* **What you will do**
Please give the count of lines holding the string "Laboratory" and nothing besides.

* **Dataset excerpts**
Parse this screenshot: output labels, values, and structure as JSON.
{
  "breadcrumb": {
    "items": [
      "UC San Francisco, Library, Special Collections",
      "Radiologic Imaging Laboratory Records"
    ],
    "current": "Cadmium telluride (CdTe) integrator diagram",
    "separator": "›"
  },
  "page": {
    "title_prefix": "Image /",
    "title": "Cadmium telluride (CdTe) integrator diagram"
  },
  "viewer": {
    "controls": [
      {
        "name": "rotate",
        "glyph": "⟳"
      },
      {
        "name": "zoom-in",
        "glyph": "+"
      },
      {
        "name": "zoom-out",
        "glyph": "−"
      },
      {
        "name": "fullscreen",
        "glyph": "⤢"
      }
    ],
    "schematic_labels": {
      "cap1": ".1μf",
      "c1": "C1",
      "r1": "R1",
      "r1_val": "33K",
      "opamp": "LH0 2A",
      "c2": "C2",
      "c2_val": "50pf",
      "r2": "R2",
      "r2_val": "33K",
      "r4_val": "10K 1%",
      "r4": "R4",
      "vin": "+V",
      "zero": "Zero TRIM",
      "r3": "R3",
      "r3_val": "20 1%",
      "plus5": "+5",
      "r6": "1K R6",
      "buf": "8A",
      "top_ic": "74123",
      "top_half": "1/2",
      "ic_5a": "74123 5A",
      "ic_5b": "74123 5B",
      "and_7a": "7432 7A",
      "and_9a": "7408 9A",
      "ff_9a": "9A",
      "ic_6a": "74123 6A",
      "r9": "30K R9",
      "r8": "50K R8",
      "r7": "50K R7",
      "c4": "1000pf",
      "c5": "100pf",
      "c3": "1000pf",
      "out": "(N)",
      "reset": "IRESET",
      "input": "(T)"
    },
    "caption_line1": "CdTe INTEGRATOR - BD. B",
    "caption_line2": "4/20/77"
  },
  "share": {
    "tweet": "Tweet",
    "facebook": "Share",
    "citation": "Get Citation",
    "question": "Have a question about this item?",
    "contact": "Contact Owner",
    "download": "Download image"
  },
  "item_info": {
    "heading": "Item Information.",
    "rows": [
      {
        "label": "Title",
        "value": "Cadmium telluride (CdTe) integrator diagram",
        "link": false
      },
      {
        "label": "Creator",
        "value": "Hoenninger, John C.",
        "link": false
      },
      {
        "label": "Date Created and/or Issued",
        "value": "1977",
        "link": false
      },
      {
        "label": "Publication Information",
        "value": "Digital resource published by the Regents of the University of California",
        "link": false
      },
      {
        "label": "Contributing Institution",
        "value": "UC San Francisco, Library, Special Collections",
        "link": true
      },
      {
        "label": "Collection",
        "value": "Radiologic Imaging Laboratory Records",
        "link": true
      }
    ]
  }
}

* **In response**
2